*Work required*
Rewrite the data from the start through the line containing "resources-panel-title: Resources and", replacing "Consultant - Junior" with "Consultant - Senior" and leaving everything else unchanged.
====================
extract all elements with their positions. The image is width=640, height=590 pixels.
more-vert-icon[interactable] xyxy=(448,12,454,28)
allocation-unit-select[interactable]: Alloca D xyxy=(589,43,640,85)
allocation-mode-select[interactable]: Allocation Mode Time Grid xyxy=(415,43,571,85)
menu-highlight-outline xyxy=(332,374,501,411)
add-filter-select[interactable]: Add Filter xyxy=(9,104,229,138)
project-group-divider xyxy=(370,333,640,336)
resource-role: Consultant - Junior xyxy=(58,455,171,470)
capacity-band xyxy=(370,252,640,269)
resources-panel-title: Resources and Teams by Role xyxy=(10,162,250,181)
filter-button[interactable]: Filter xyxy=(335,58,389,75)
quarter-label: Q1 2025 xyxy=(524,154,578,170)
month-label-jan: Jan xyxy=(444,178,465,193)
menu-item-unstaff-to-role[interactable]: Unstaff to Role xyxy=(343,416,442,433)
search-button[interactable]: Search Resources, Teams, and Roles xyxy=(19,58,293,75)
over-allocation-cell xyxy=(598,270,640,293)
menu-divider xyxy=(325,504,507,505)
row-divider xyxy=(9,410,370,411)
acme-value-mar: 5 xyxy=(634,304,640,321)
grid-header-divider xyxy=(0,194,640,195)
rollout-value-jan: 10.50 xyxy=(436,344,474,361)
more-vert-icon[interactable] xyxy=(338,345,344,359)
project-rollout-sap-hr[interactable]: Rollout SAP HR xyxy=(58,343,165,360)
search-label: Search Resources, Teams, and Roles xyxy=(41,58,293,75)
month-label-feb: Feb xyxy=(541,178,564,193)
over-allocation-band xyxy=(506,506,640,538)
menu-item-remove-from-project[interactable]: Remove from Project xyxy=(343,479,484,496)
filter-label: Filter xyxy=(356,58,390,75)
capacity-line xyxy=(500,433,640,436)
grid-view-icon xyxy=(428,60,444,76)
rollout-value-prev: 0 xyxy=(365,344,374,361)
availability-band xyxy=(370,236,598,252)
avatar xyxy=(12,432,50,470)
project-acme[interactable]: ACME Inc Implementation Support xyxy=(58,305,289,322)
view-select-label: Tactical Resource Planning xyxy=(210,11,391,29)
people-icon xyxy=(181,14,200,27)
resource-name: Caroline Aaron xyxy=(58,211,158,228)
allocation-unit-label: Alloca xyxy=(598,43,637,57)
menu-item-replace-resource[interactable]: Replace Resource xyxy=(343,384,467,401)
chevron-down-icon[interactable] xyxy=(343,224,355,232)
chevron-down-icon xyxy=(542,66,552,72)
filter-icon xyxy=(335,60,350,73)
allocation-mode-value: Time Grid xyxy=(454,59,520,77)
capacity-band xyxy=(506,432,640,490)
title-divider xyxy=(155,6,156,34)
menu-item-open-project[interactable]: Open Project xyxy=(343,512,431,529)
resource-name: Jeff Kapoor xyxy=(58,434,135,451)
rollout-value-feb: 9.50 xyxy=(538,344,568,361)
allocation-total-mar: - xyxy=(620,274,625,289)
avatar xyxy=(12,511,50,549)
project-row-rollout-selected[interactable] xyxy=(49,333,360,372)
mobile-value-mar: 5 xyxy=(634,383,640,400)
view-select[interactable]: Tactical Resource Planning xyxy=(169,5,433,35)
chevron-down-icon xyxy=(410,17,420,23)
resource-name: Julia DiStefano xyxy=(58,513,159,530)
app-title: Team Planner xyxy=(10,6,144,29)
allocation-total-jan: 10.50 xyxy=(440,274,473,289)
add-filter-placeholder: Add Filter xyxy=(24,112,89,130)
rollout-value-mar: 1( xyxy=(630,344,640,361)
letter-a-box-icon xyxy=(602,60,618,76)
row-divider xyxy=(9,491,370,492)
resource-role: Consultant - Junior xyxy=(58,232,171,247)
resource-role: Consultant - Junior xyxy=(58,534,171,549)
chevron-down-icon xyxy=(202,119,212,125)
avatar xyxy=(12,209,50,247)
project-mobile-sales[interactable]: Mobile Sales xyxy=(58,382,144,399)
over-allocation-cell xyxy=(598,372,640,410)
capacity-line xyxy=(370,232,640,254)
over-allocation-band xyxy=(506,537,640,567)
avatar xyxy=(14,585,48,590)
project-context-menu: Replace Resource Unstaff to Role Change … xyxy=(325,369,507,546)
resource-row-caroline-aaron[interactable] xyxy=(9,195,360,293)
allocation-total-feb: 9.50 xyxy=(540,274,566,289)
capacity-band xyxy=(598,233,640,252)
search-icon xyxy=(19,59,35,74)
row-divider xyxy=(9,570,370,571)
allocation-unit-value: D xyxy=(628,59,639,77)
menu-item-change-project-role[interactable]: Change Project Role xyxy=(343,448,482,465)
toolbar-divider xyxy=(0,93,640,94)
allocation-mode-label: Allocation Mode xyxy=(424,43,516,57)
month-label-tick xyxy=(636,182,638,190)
====================
*Answer to this exercise*
extract all elements with their positions. The image is width=640, height=590 pixels.
more-vert-icon[interactable] xyxy=(448,12,454,28)
allocation-unit-select[interactable]: Alloca D xyxy=(589,43,640,85)
allocation-mode-select[interactable]: Allocation Mode Time Grid xyxy=(415,43,571,85)
menu-highlight-outline xyxy=(332,374,501,411)
add-filter-select[interactable]: Add Filter xyxy=(9,104,229,138)
project-group-divider xyxy=(370,333,640,336)
resource-role: Consultant - Senior xyxy=(58,455,171,470)
capacity-band xyxy=(370,252,640,269)
resources-panel-title: Resources and Teams by Role xyxy=(10,162,250,181)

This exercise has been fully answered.